[start]

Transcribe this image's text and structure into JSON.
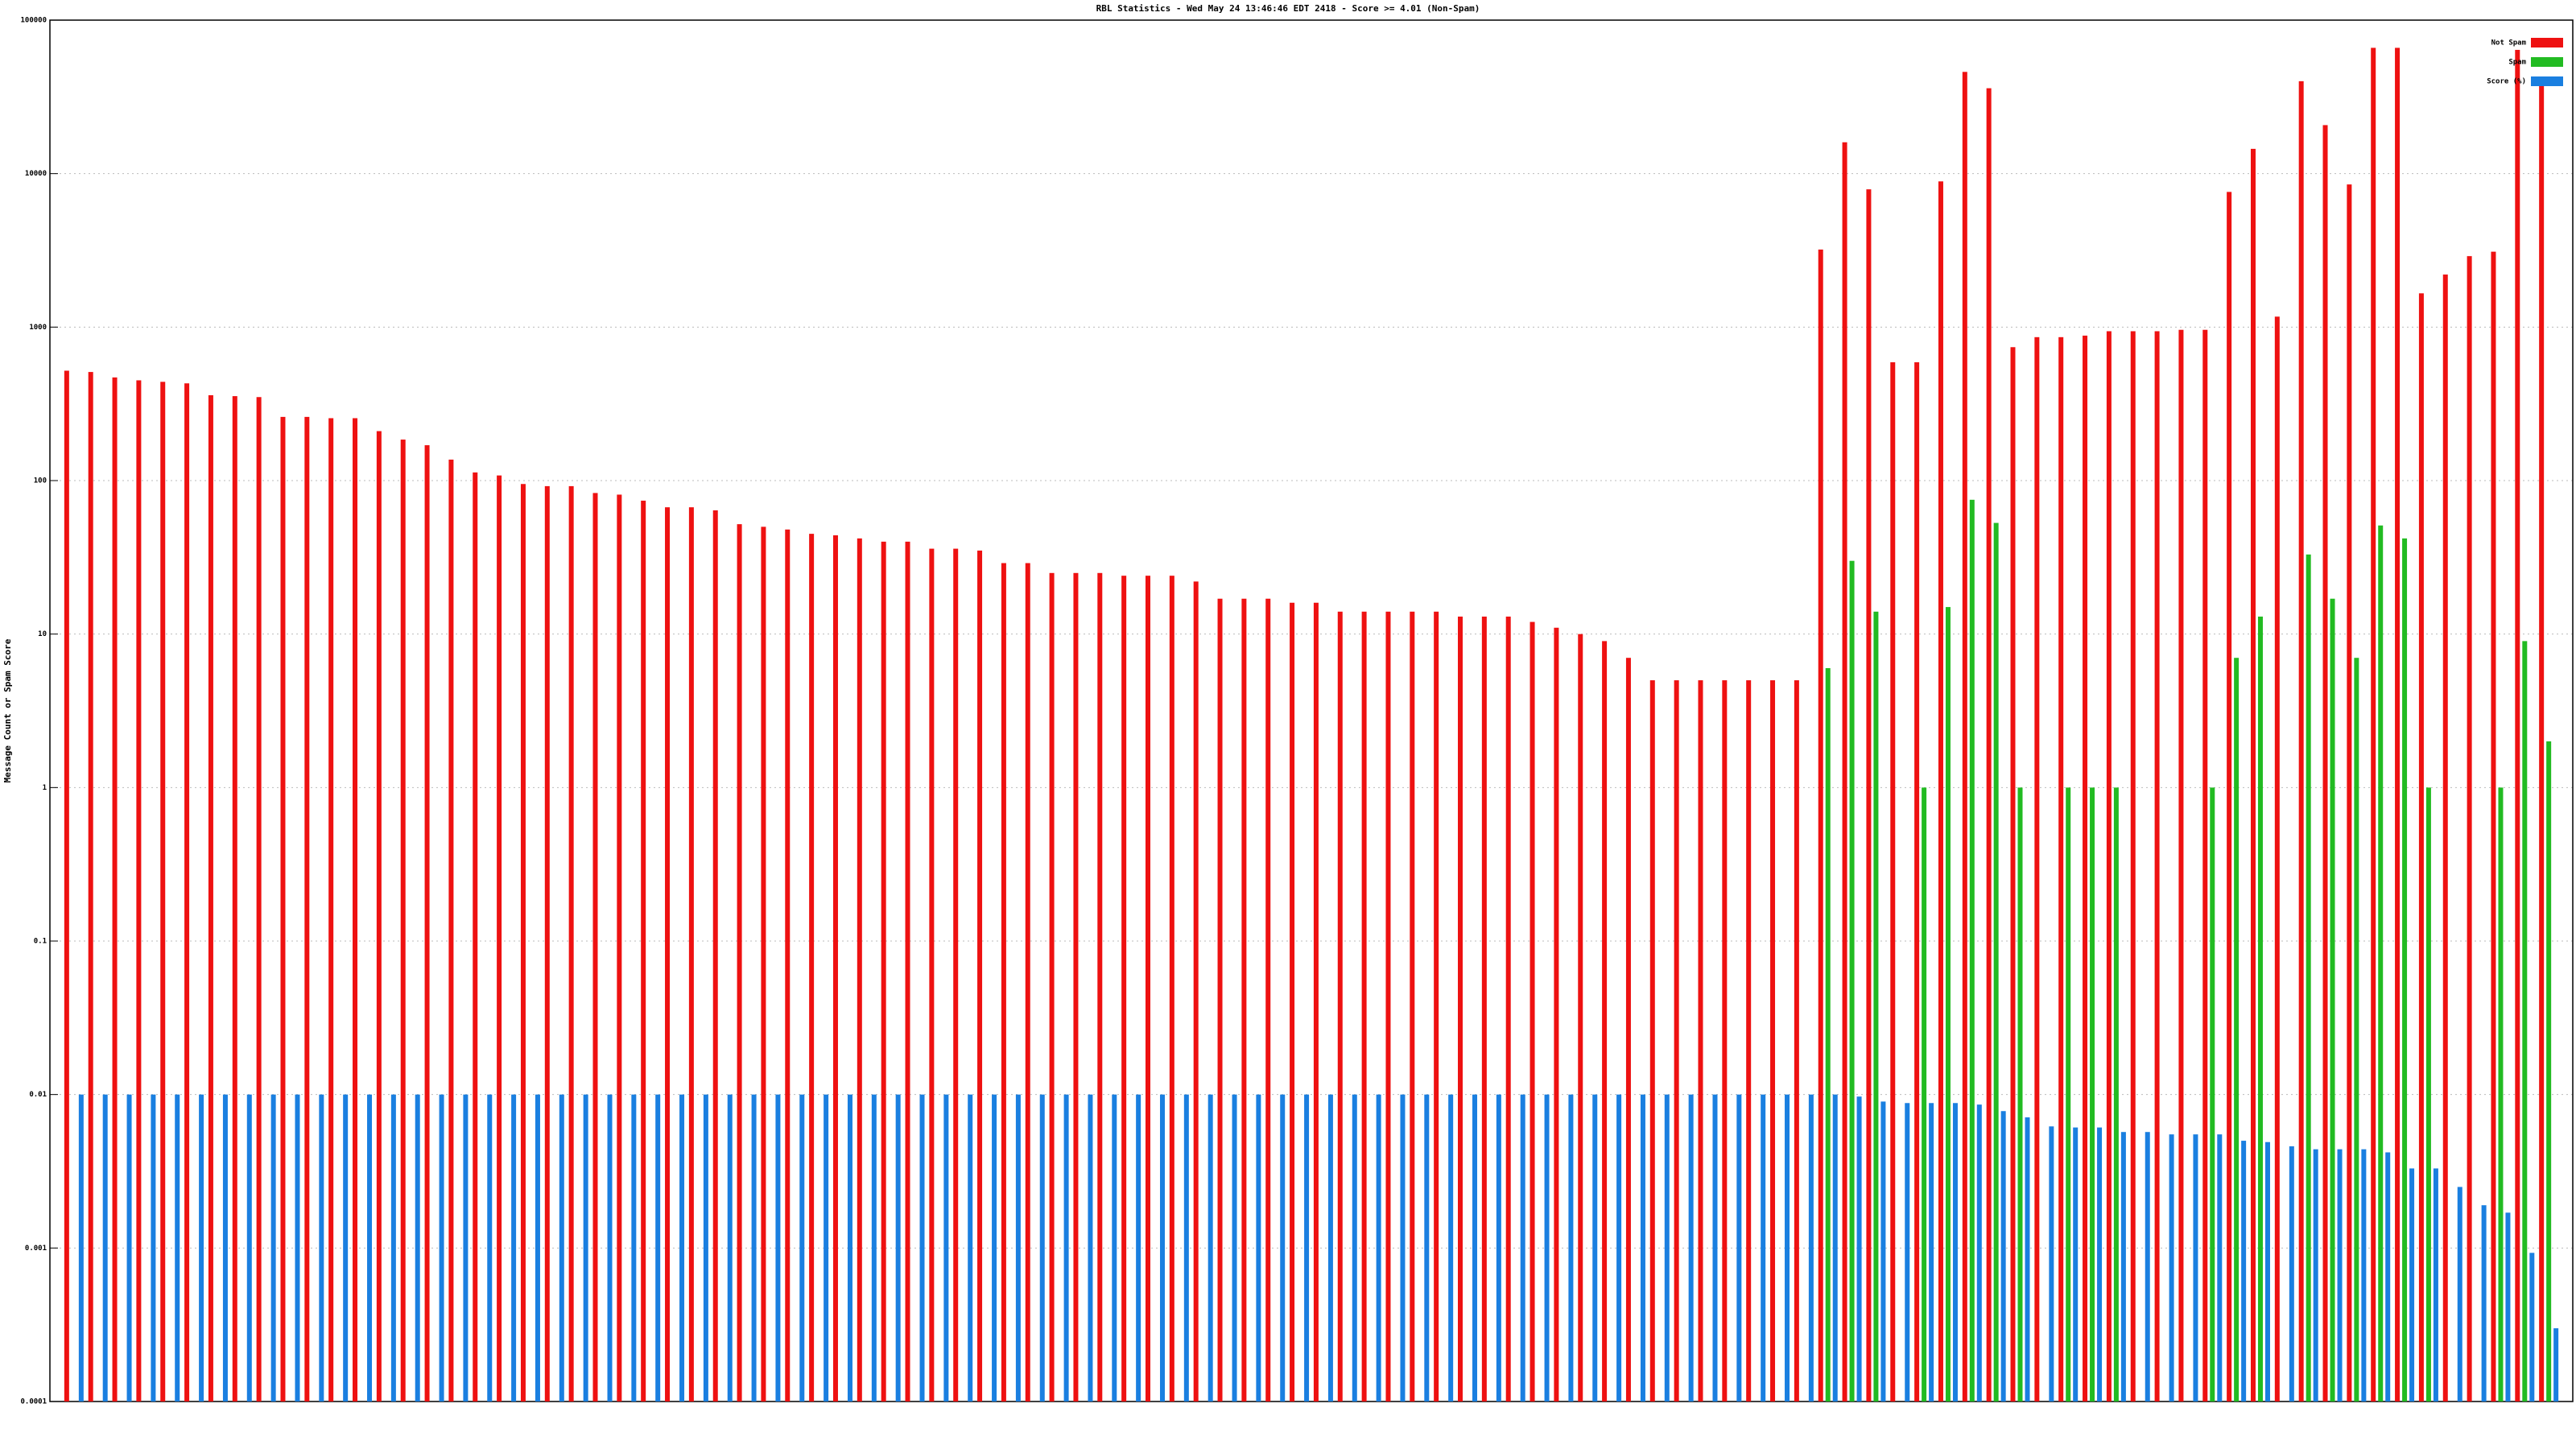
{
  "chart_data": {
    "type": "bar",
    "title": "RBL Statistics - Wed May 24 13:46:46 EDT 2418 - Score >= 4.01 (Non-Spam)",
    "y_label": "Message Count or Spam Score",
    "log_y": true,
    "grid": true,
    "legend": "upper right",
    "ylim": [
      0.0001,
      100000
    ],
    "yticks": [
      0.0001,
      0.001,
      0.01,
      0.1,
      1,
      10,
      100,
      1000,
      10000,
      100000
    ],
    "categories": [
      null,
      null,
      null,
      null,
      null,
      null,
      null,
      null,
      null,
      null,
      null,
      null,
      null,
      null,
      null,
      null,
      null,
      null,
      null,
      null,
      null,
      null,
      null,
      null,
      null,
      null,
      null,
      null,
      null,
      null,
      null,
      null,
      null,
      null,
      null,
      null,
      null,
      null,
      null,
      null,
      null,
      null,
      null,
      null,
      null,
      null,
      null,
      null,
      null,
      null,
      null,
      null,
      null,
      null,
      null,
      null,
      null,
      null,
      null,
      null,
      null,
      null,
      null,
      null,
      null,
      null,
      null,
      null,
      null,
      null,
      null,
      null,
      null,
      null,
      null,
      null,
      null,
      null,
      null,
      null,
      null,
      null,
      null,
      null,
      null,
      null,
      null,
      null,
      null,
      null,
      null,
      null,
      null,
      null,
      null,
      null,
      null,
      null,
      null,
      null,
      null,
      null,
      null,
      null
    ],
    "series": [
      {
        "name": "Not Spam",
        "color": "#ee1111",
        "values": [
          520,
          510,
          470,
          450,
          440,
          430,
          360,
          355,
          350,
          260,
          260,
          255,
          255,
          210,
          185,
          170,
          137,
          113,
          108,
          95,
          92,
          92,
          83,
          81,
          74,
          67,
          67,
          64,
          52,
          50,
          48,
          45,
          44,
          42,
          40,
          40,
          36,
          36,
          35,
          29,
          29,
          25,
          25,
          25,
          24,
          24,
          24,
          22,
          17,
          17,
          17,
          16,
          16,
          14,
          14,
          14,
          14,
          14,
          13,
          13,
          13,
          12,
          11,
          10,
          9,
          7,
          5,
          5,
          5,
          5,
          5,
          5,
          5,
          3200,
          16000,
          7900,
          590,
          590,
          8900,
          46000,
          36000,
          740,
          860,
          860,
          880,
          940,
          940,
          940,
          960,
          960,
          7600,
          14500,
          1170,
          40000,
          20700,
          8500,
          66000,
          66000,
          1660,
          2200,
          2900,
          3100,
          64000,
          38000
        ]
      },
      {
        "name": "Spam",
        "color": "#22bb22",
        "values": [
          null,
          null,
          null,
          null,
          null,
          null,
          null,
          null,
          null,
          null,
          null,
          null,
          null,
          null,
          null,
          null,
          null,
          null,
          null,
          null,
          null,
          null,
          null,
          null,
          null,
          null,
          null,
          null,
          null,
          null,
          null,
          null,
          null,
          null,
          null,
          null,
          null,
          null,
          null,
          null,
          null,
          null,
          null,
          null,
          null,
          null,
          null,
          null,
          null,
          null,
          null,
          null,
          null,
          null,
          null,
          null,
          null,
          null,
          null,
          null,
          null,
          null,
          null,
          null,
          null,
          null,
          null,
          null,
          null,
          null,
          null,
          null,
          null,
          6,
          30,
          14,
          null,
          1,
          15,
          75,
          53,
          1,
          null,
          1,
          1,
          1,
          null,
          null,
          null,
          1,
          7,
          13,
          null,
          33,
          17,
          7,
          51,
          42,
          1,
          null,
          null,
          1,
          9,
          2
        ]
      },
      {
        "name": "Score (%)",
        "color": "#1a7fe0",
        "values": [
          0.01,
          0.01,
          0.01,
          0.01,
          0.01,
          0.01,
          0.01,
          0.01,
          0.01,
          0.01,
          0.01,
          0.01,
          0.01,
          0.01,
          0.01,
          0.01,
          0.01,
          0.01,
          0.01,
          0.01,
          0.01,
          0.01,
          0.01,
          0.01,
          0.01,
          0.01,
          0.01,
          0.01,
          0.01,
          0.01,
          0.01,
          0.01,
          0.01,
          0.01,
          0.01,
          0.01,
          0.01,
          0.01,
          0.01,
          0.01,
          0.01,
          0.01,
          0.01,
          0.01,
          0.01,
          0.01,
          0.01,
          0.01,
          0.01,
          0.01,
          0.01,
          0.01,
          0.01,
          0.01,
          0.01,
          0.01,
          0.01,
          0.01,
          0.01,
          0.01,
          0.01,
          0.01,
          0.01,
          0.01,
          0.01,
          0.01,
          0.01,
          0.01,
          0.01,
          0.01,
          0.01,
          0.01,
          0.01,
          0.01,
          0.0097,
          0.009,
          0.0088,
          0.0088,
          0.0088,
          0.0086,
          0.0078,
          0.0071,
          0.0062,
          0.0061,
          0.0061,
          0.0057,
          0.0057,
          0.0055,
          0.0055,
          0.0055,
          0.005,
          0.0049,
          0.0046,
          0.0044,
          0.0044,
          0.0044,
          0.0042,
          0.0033,
          0.0033,
          0.0025,
          0.0019,
          0.0017,
          0.00093,
          0.0003
        ]
      }
    ]
  }
}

[end]

_Written exercise:_
Above are records with pictures; repeat the records exactly and leave the pictures out.

_Answer in full:_
Transcribe this image's text and structure into JSON.
{
  "chart_data": {
    "type": "bar",
    "title": "RBL Statistics - Wed May 24 13:46:46 EDT 2418 - Score >= 4.01 (Non-Spam)",
    "y_label": "Message Count or Spam Score",
    "log_y": true,
    "grid": true,
    "legend": "upper right",
    "ylim": [
      0.0001,
      100000
    ],
    "yticks": [
      0.0001,
      0.001,
      0.01,
      0.1,
      1,
      10,
      100,
      1000,
      10000,
      100000
    ],
    "categories": [
      null,
      null,
      null,
      null,
      null,
      null,
      null,
      null,
      null,
      null,
      null,
      null,
      null,
      null,
      null,
      null,
      null,
      null,
      null,
      null,
      null,
      null,
      null,
      null,
      null,
      null,
      null,
      null,
      null,
      null,
      null,
      null,
      null,
      null,
      null,
      null,
      null,
      null,
      null,
      null,
      null,
      null,
      null,
      null,
      null,
      null,
      null,
      null,
      null,
      null,
      null,
      null,
      null,
      null,
      null,
      null,
      null,
      null,
      null,
      null,
      null,
      null,
      null,
      null,
      null,
      null,
      null,
      null,
      null,
      null,
      null,
      null,
      null,
      null,
      null,
      null,
      null,
      null,
      null,
      null,
      null,
      null,
      null,
      null,
      null,
      null,
      null,
      null,
      null,
      null,
      null,
      null,
      null,
      null,
      null,
      null,
      null,
      null,
      null,
      null,
      null,
      null,
      null,
      null
    ],
    "series": [
      {
        "name": "Not Spam",
        "color": "#ee1111",
        "values": [
          520,
          510,
          470,
          450,
          440,
          430,
          360,
          355,
          350,
          260,
          260,
          255,
          255,
          210,
          185,
          170,
          137,
          113,
          108,
          95,
          92,
          92,
          83,
          81,
          74,
          67,
          67,
          64,
          52,
          50,
          48,
          45,
          44,
          42,
          40,
          40,
          36,
          36,
          35,
          29,
          29,
          25,
          25,
          25,
          24,
          24,
          24,
          22,
          17,
          17,
          17,
          16,
          16,
          14,
          14,
          14,
          14,
          14,
          13,
          13,
          13,
          12,
          11,
          10,
          9,
          7,
          5,
          5,
          5,
          5,
          5,
          5,
          5,
          3200,
          16000,
          7900,
          590,
          590,
          8900,
          46000,
          36000,
          740,
          860,
          860,
          880,
          940,
          940,
          940,
          960,
          960,
          7600,
          14500,
          1170,
          40000,
          20700,
          8500,
          66000,
          66000,
          1660,
          2200,
          2900,
          3100,
          64000,
          38000
        ]
      },
      {
        "name": "Spam",
        "color": "#22bb22",
        "values": [
          null,
          null,
          null,
          null,
          null,
          null,
          null,
          null,
          null,
          null,
          null,
          null,
          null,
          null,
          null,
          null,
          null,
          null,
          null,
          null,
          null,
          null,
          null,
          null,
          null,
          null,
          null,
          null,
          null,
          null,
          null,
          null,
          null,
          null,
          null,
          null,
          null,
          null,
          null,
          null,
          null,
          null,
          null,
          null,
          null,
          null,
          null,
          null,
          null,
          null,
          null,
          null,
          null,
          null,
          null,
          null,
          null,
          null,
          null,
          null,
          null,
          null,
          null,
          null,
          null,
          null,
          null,
          null,
          null,
          null,
          null,
          null,
          null,
          6,
          30,
          14,
          null,
          1,
          15,
          75,
          53,
          1,
          null,
          1,
          1,
          1,
          null,
          null,
          null,
          1,
          7,
          13,
          null,
          33,
          17,
          7,
          51,
          42,
          1,
          null,
          null,
          1,
          9,
          2
        ]
      },
      {
        "name": "Score (%)",
        "color": "#1a7fe0",
        "values": [
          0.01,
          0.01,
          0.01,
          0.01,
          0.01,
          0.01,
          0.01,
          0.01,
          0.01,
          0.01,
          0.01,
          0.01,
          0.01,
          0.01,
          0.01,
          0.01,
          0.01,
          0.01,
          0.01,
          0.01,
          0.01,
          0.01,
          0.01,
          0.01,
          0.01,
          0.01,
          0.01,
          0.01,
          0.01,
          0.01,
          0.01,
          0.01,
          0.01,
          0.01,
          0.01,
          0.01,
          0.01,
          0.01,
          0.01,
          0.01,
          0.01,
          0.01,
          0.01,
          0.01,
          0.01,
          0.01,
          0.01,
          0.01,
          0.01,
          0.01,
          0.01,
          0.01,
          0.01,
          0.01,
          0.01,
          0.01,
          0.01,
          0.01,
          0.01,
          0.01,
          0.01,
          0.01,
          0.01,
          0.01,
          0.01,
          0.01,
          0.01,
          0.01,
          0.01,
          0.01,
          0.01,
          0.01,
          0.01,
          0.01,
          0.0097,
          0.009,
          0.0088,
          0.0088,
          0.0088,
          0.0086,
          0.0078,
          0.0071,
          0.0062,
          0.0061,
          0.0061,
          0.0057,
          0.0057,
          0.0055,
          0.0055,
          0.0055,
          0.005,
          0.0049,
          0.0046,
          0.0044,
          0.0044,
          0.0044,
          0.0042,
          0.0033,
          0.0033,
          0.0025,
          0.0019,
          0.0017,
          0.00093,
          0.0003
        ]
      }
    ]
  }
}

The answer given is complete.